### Short exercise
Find every line with the word "starče". Copy those lines.
──────────
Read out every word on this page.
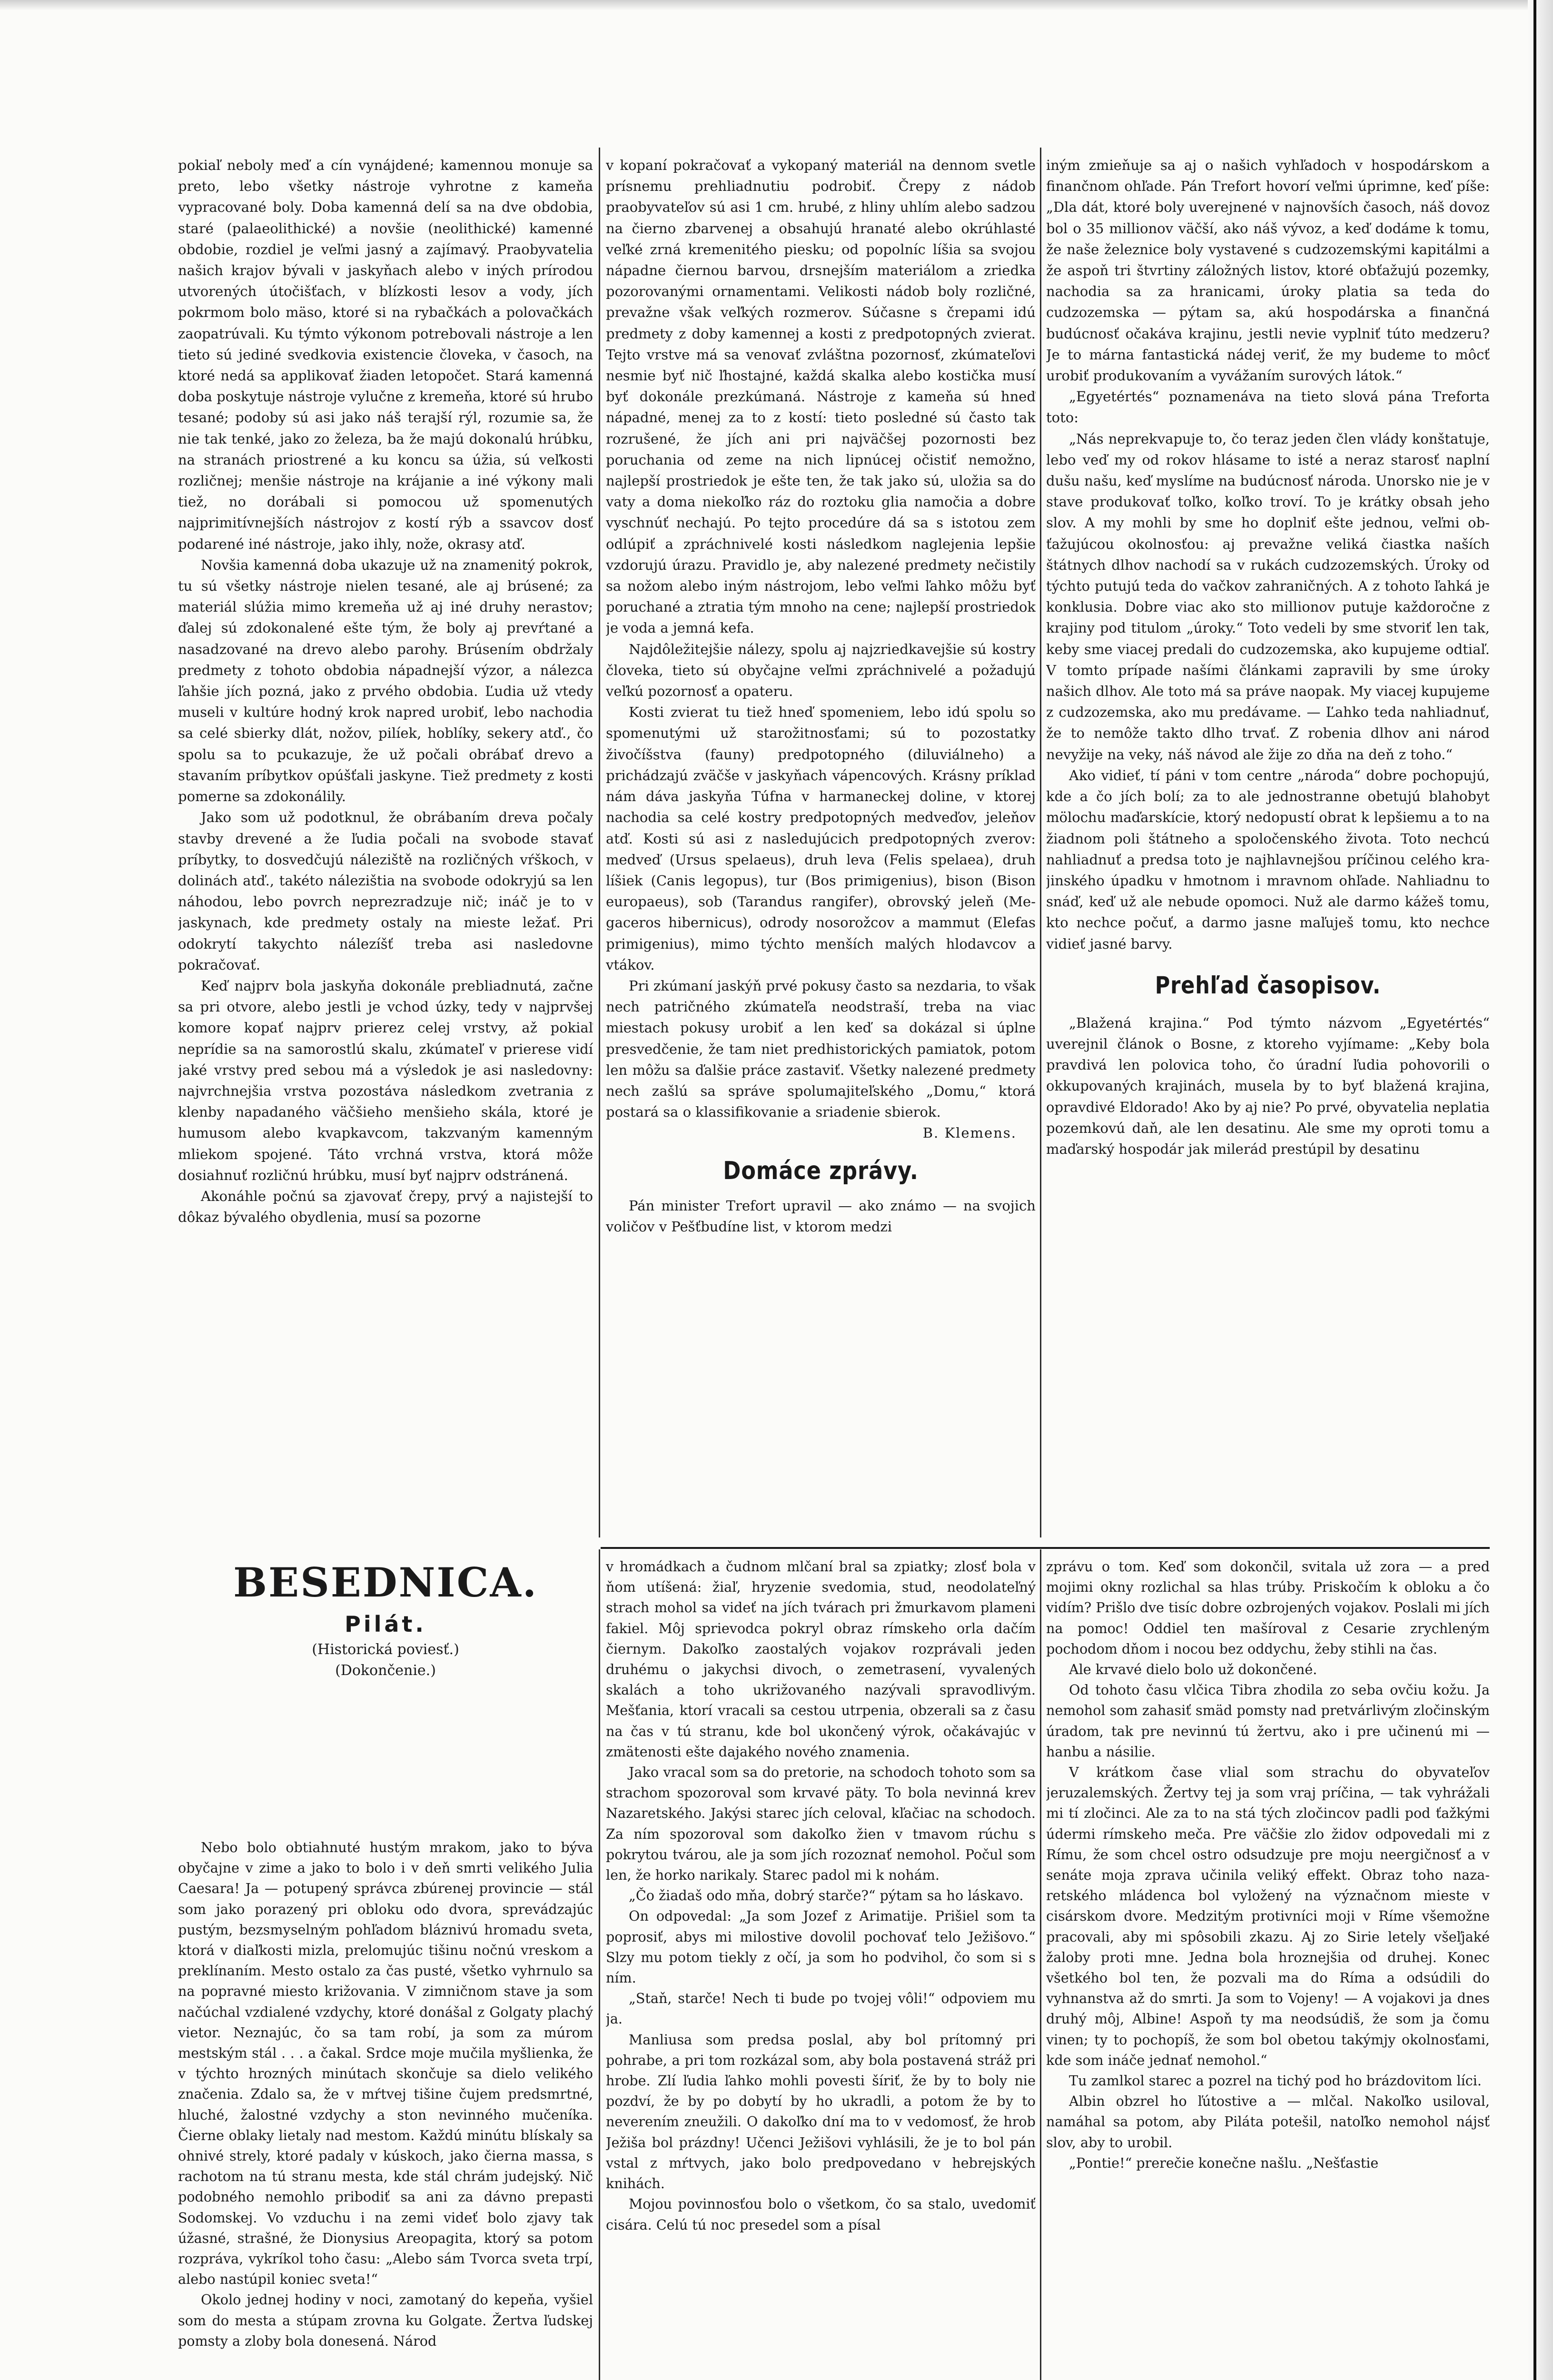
pokiaľ neboly meď a cín vynájdené; kamennou monuje sa preto, lebo všetky nástroje vyhrotne z kameňa vypracované boly. Doba kamenná delí sa na dve obdobia, staré (palaeolithické) a novšie (neolithické) kamenné obdobie, rozdiel je veľmi jasný a zajímavý. Praobyvatelia našich krajov bývali v jaskyňach alebo v iných prírodou utvorených útočišťach, v blízkosti lesov a vody, jích pokrmom bolo mäso, ktoré si na rybačkách a polovačkách zaopatrúvali. Ku týmto výkonom potrebovali nástroje a len tieto sú jediné svedkovia existencie človeka, v časoch, na ktoré nedá sa applikovať žiaden letopočet. Stará kamenná doba poskytuje nástroje vylučne z kremeňa, ktoré sú hrubo tesané; podoby sú asi jako náš terajší rýl, rozumie sa, že nie tak tenké, jako zo železa, ba že majú dokonalú hrúbku, na stranách priostrené a ku koncu sa úžia, sú veľkosti rozličnej; menšie nástroje na krájanie a iné výkony mali tiež, no dorábali si pomocou už spomenutých najprimitívnejších nástrojov z kostí rýb a ssavcov dosť podarené iné nástroje, jako ihly, nože, okrasy atď.

Novšia kamenná doba ukazuje už na znamenitý pokrok, tu sú všetky nástroje nielen tesané, ale aj brúsené; za materiál slúžia mimo kremeňa už aj iné druhy nerastov; ďalej sú zdokonalené ešte tým, že boly aj prevŕtané a nasadzované na drevo alebo parohy. Brúsením obdržaly predmety z tohoto obdobia nápadnejší výzor, a nálezca ľahšie jích pozná, jako z prvého obdobia. Ľudia už vtedy museli v kultúre hodný krok napred urobiť, lebo nachodia sa celé sbierky dlát, nožov, pilíek, hoblíky, sekery atď., čo spolu sa to pcukazuje, že už počali obrábať drevo a stavaním príbytkov opúšťali jaskyne. Tiež predmety z kosti pomerne sa zdokonálily.

Jako som už podotknul, že obrábaním dreva počaly stavby drevené a že ľudia počali na svobode stavať príbytky, to dosvedčujú náleziště na rozličných vŕškoch, v dolinách atď., takéto nálezištia na svobode odokryjú sa len náhodou, lebo povrch neprezradzuje nič; ináč je to v jaskynach, kde predmety ostaly na mieste ležať. Pri odokrytí takychto nálezíšť treba asi nasledovne pokračovať.

Keď najprv bola jaskyňa dokonále prebliadnutá, začne sa pri otvore, alebo jestli je vchod úzky, tedy v najprvšej komore kopať najprv prierez celej vrstvy, až pokiaľ neprídie sa na samorostlú skalu, zkúmateľ v prieresе vidí jaké vrstvy pred sebou má a výsledok je asi nasledovny: najvrchnejšia vrstva pozostáva následkom zvetrania z klenby napadaného väčšieho menšieho skála, ktoré je humusom alebo kvapkavcom, takzvaným kamenným mliekom spojené. Táto vrchná vrstva, ktorá môže dosiahnuť rozličnú hrúbku, musí byť najprv odstránená.

Akonáhle počnú sa zjavovať črepy, prvý a najistejší to dôkaz bývalého obydlenia, musí sa pozorne

v kopaní pokračovať a vykopaný materiál na dennom svetle prísnemu prehliadnutiu podrobiť. Črepy z nádob praobyvateľov sú asi 1 cm. hrubé, z hliny uhlím alebo sadzou na čierno zbarvenej a obsahujú hranaté alebo okrúhlasté veľké zrná kremenitého piesku; od popolníc líšia sa svojou nápadne čiernou barvou, drsnejším materiálom a zriedka pozorovanými ornamentami. Velikosti nádob boly rozličné, prevažne však veľkých rozmerov. Súčasne s črepami idú predmety z doby kamennej a kosti z predpotopných zvierat. Tejto vrstve má sa venovať zvláštna pozornosť, zkúmateľovi nesmie byť nič ľhostajné, každá skalka alebo kostička musí byť dokonále prezkúmaná. Nástroje z kameňa sú hneď nápadné, menej za to z kostí: tieto posledné sú často tak rozrušené, že jích ani pri najväčšej pozornosti bez poruchania od zeme na nich lipnúcej očistiť nemožno, najlepší prostriedok je ešte ten, že tak jako sú, uložia sa do vaty a doma niekoľko ráz do roztoku glia namočia a dobre vyschnúť nechajú. Po tejto procedúre dá sa s istotou zem odlúpiť a zpráchnivelé kosti následkom naglejenia lepšie vzdorujú úrazu. Pravidlo je, aby nalezené predmety nečistily sa nožom alebo iným nástrojom, lebo veľmi ľahko môžu byť poruchané a ztratia tým mnoho na cene; najlepší prostriedok je voda a jemná kefa.

Najdôležitejšie nálezy, spolu aj najzriedkavejšie sú kostry človeka, tieto sú obyčajne veľmi zpráchnivelé a požadujú veľkú pozornosť a opateru.

Kosti zvierat tu tiež hneď spomeniem, lebo idú spolu so spomenutými už starožitnosťami; sú to pozostatky živočíšstva (fauny) predpotopného (diluviálneho) a prichádzajú zväčše v jaskyňach vápencových. Krásny príklad nám dáva jaskyňa Túfna v harmaneckej doline, v ktorej nachodia sa celé kostry predpotopných medveďov, jeleňov atď. Kosti sú asi z nasledujúcich predpotopných zverov: medveď (Ursus spelaeus), druh leva (Felis spelaea), druh líšiek (Canis legopus), tur (Bos primigenius), bison (Bison europaeus), sob (Tarandus rangifer), obrovský jeleň (Megaceros hibernicus), odrody nosorožcov a mammut (Elefas primigenius), mimo týchto menších malých hlodavcov a vtákov.

Pri zkúmaní jaskýň prvé pokusy často sa nezdaria, to však nech patričného zkúmateľa neodstraší, treba na viac miestach pokusy urobiť a len keď sa dokázal si úplne presvedčenie, že tam niet predhistorických pamiatok, potom len môžu sa ďalšie práce zastaviť. Všetky nalezené predmety nech zašlú sa správe spolumajiteľského „Domu,“ ktorá postará sa o klassifikovanie a sriadenie sbierok.

B. Klemens.

Domáce zprávy.

Pán minister Trefort upravil — ako známo — na svojich voličov v Pešťbudíne list, v ktorom medzi

iným zmieňuje sa aj o našich vyhľadoch v hospodárskom a finančnom ohľade. Pán Trefort hovorí veľmi úprimne, keď píše: „Dla dát, ktoré boly uverejnené v najnovších časoch, náš dovoz bol o 35 millionov väčší, ako náš vývoz, a keď dodáme k tomu, že naše železnice boly vystavené s cudzozemskými kapitálmi a že aspoň tri štvrtiny záložných listov, ktoré obťažujú pozemky, nachodia sa za hranicami, úroky platia sa teda do cudzozemska — pýtam sa, akú hospodárska a finančná budúcnosť očakáva krajinu, jestli nevie vyplniť túto medzeru? Je to márna fantastická nádej veriť, že my budeme to môcť urobiť produkovaním a vyvážaním surových látok.“

„Egyetértés“ poznamenáva na tieto slová pána Treforta toto:

„Nás neprekvapuje to, čo teraz jeden člen vlády konštatuje, lebo veď my od rokov hlásame to isté a neraz starosť naplní dušu našu, keď myslíme na budúcnosť národa. Unorsko nie je v stave produkovať toľko, koľko troví. To je krátky obsah jeho slov. A my mohli by sme ho doplniť ešte jednou, veľmi obťažujúcou okolnosťou: aj prevažne veliká čiastka naších štátnych dlhov nachodí sa v rukách cudzozemských. Úroky od týchto putujú teda do vačkov zahraničných. A z tohoto ľahká je konklusia. Dobre viac ako sto millionov putuje každoročne z krajiny pod titulom „úroky.“ Toto vedeli by sme stvoriť len tak, keby sme viacej predali do cudzozemska, ako kupujeme odtiaľ. V tomto prípade našími článkami zapravili by sme úroky našich dlhov. Ale toto má sa práve naopak. My viacej kupujeme z cudzozemska, ako mu predávame. — Ľahko teda nahliadnuť, že to nemôže takto dlho trvať. Z robenia dlhov ani národ nevyžije na veky, náš návod ale žije zo dňa na deň z toho.“

Ako vidieť, tí páni v tom centre „národa“ dobre pochopujú, kde a čo jích bolí; za to ale jednostranne obetujú blahobyt mölochu maďarskície, ktorý nedopustí obrat k lepšiemu a to na žiadnom poli štátneho a spoločenského života. Toto nechcú nahliadnuť a predsa toto je najhlavnejšou príčinou celého krajinského úpadku v hmotnom i mravnom ohľade. Nahliadnu to snáď, keď už ale nebude opomoci. Nuž ale darmo kážeš tomu, kto nechce počuť, a darmo jasne maľuješ tomu, kto nechce vidieť jasné barvy.

Prehľad časopisov.

„Blažená krajina.“ Pod týmto názvom „Egyetértés“ uverejnil článok o Bosne, z ktoreho vyjímame: „Keby bola pravdivá len polovica toho, čo úradní ľudia pohovorili o okkupovaných krajinách, musela by to byť blažená krajina, opravdivé Eldorado! Ako by aj nie? Po prvé, obyvatelia neplatia pozemkovú daň, ale len desatinu. Ale sme my oproti tomu a maďarský hospodár jak milerád prestúpil by desatinu

BESEDNICA.
Pilát.
(Historická poviesť.)
(Dokončenie.)

Nebo bolo obtiahnuté hustým mrakom, jako to býva obyčajne v zime a jako to bolo i v deň smrti velikého Julia Caesara! Ja — potupený správca zbúrenej provincie — stál som jako porazený pri obloku odo dvora, sprevádzajúc pustým, bezsmyselným pohľadom bláznivú hromadu sveta, ktorá v diaľkosti mizla, prelomujúc tišinu nočnú vreskom a preklínaním. Mesto ostalo za čas pusté, všetko vyhrnulo sa na popravné miesto križovania. V zimničnom stave ja som načúchal vzdialené vzdychy, ktoré donášal z Golgaty plachý vietor. Neznajúc, čo sa tam robí, ja som za múrom mestským stál . . . a čakal. Srdce moje mučila myšlienka, že v týchto hrozných minútach skončuje sa dielo velikého značenia. Zdalo sa, že v mŕtvej tišine čujem predsmrtné, hluché, žalostné vzdychy a ston nevinného mučeníka. Čierne oblaky lietaly nad mestom. Každú minútu blískaly sa ohnivé strely, ktoré padaly v kúskoch, jako čierna massa, s rachotom na tú stranu mesta, kde stál chrám judejský. Nič podobného nemohlo pribodiť sa ani za dávno prepasti Sodomskej. Vo vzduchu i na zemi videť bolo zjavy tak úžasné, strašné, že Dionysius Areopagita, ktorý sa potom rozpráva, vykríkol toho času: „Alebo sám Tvorca sveta trpí, alebo nastúpil koniec sveta!“

Okolo jednej hodiny v noci, zamotaný do kepeňa, vyšiel som do mesta a stúpam zrovna ku Golgate. Žertva ľudskej pomsty a zloby bola donesená. Národ

v hromádkach a čudnom mlčaní bral sa zpiatky; zlosť bola v ňom utíšená: žiaľ, hryzenie svedomia, stud, neodolateľný strach mohol sa videť na jích tvárach pri žmurkavom plameni fakiel. Môj sprievodca pokryl obraz rímskeho orla dačím čiernym. Dakoľko zaostalých vojakov rozprávali jeden druhému o jakychsi divoch, o zemetrasení, vyvalených skalách a toho ukrižovaného nazývali spravodlivým. Mešťania, ktorí vracali sa cestou utrpenia, obzerali sa z času na čas v tú stranu, kde bol ukončený výrok, očakávajúc v zmätenosti ešte dajakého nového znamenia.

Jako vracal som sa do pretorie, na schodoch tohoto som sa strachom spozoroval som krvavé päty. To bola nevinná krev Nazaretského. Jakýsi starec jích celoval, kľačiac na schodoch. Za ním spozoroval som dakoľko žien v tmavom rúchu s pokrytou tvárou, ale ja som jích rozoznať nemohol. Počul som len, že horko narikaly. Starec padol mi k nohám.

„Čo žiadaš odo mňa, dobrý starče?“ pýtam sa ho láskavo.

On odpovedal: „Ja som Jozef z Arimatije. Prišiel som ta poprosiť, abys mi milostive dovolil pochovať telo Ježišovo.“ Slzy mu potom tiekly z očí, ja som ho podvihol, čo som si s ním.

„Staň, starče! Nech ti bude po tvojej vôli!“ odpoviem mu ja.

Manliusa som predsa poslal, aby bol prítomný pri pohrabe, a pri tom rozkázal som, aby bola postavená stráž pri hrobe. Zlí ľudia ľahko mohli povesti šíriť, že by to boly nie pozdví, že by po dobytí by ho ukradli, a potom že by to neverením zneužili. O dakoľko dní ma to v vedomosť, že hrob Ježiša bol prázdny! Učenci Ježišovi vyhlásili, že je to bol pán vstal z mŕtvych, jako bolo predpovedano v hebrejských knihách.

Mojou povinnosťou bolo o všetkom, čo sa stalo, uvedomiť cisára. Celú tú noc presedel som a písal

zprávu o tom. Keď som dokončil, svitala už zora — a pred mojimi okny rozlichal sa hlas trúby. Priskočím k obloku a čo vidím? Prišlo dve tisíc dobre ozbrojených vojakov. Poslali mi jích na pomoc! Oddiel ten mašíroval z Cesarie zrychleným pochodom dňom i nocou bez oddychu, žeby stihli na čas.

Ale krvavé dielo bolo už dokončené.

Od tohoto času vlčica Tibra zhodila zo seba ovčiu kožu. Ja nemohol som zahasiť smäd pomsty nad pretvárlivým zločinským úradom, tak pre nevinnú tú žertvu, ako i pre učinenú mi — hanbu a násilie.

V krátkom čase vlial som strachu do obyvateľov jeruzalemských. Žertvy tej ja som vraj príčina, — tak vyhrážali mi tí zločinci. Ale za to na stá tých zločincov padli pod ťažkými údermi rímskeho meča. Pre väčšie zlo židov odpovedali mi z Rímu, že som chcel ostro odsudzuje pre moju neergičnosť a v senáte moja zprava učinila veliký effekt. Obraz toho nazaretského mládenca bol vyložený na význačnom mieste v cisárskom dvore. Medzitým protivníci moji v Ríme všemožne pracovali, aby mi spôsobili zkazu. Aj zo Sirie letely všeľjaké žaloby proti mne. Jedna bola hroznejšia od druhej. Konec všetkého bol ten, že pozvali ma do Ríma a odsúdili do vyhnanstva až do smrti. Ja som to Vojeny! — A vojakovi ja dnes druhý môj, Albine! Aspoň ty ma neodsúdiš, že som ja čomu vinen; ty to pochopíš, že som bol obetou takýmjy okolnosťami, kde som ináče jednať nemohol.“

Tu zamlkol starec a pozrel na tichý pod ho brázdovitom líci.

Albin obzrel ho ľútostive a — mlčal. Nakoľko usiloval, namáhal sa potom, aby Piláta potešil, natoľko nemohol nájsť slov, aby to urobil.

„Pontie!“ prerečie konečne našlu. „Nešťastie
──────────
### Full solution
„Čo žiadaš odo mňa, dobrý starče?“ pýtam sa ho láskavo.
„Staň, starče! Nech ti bude po tvojej vôli!“ odpoviem mu ja.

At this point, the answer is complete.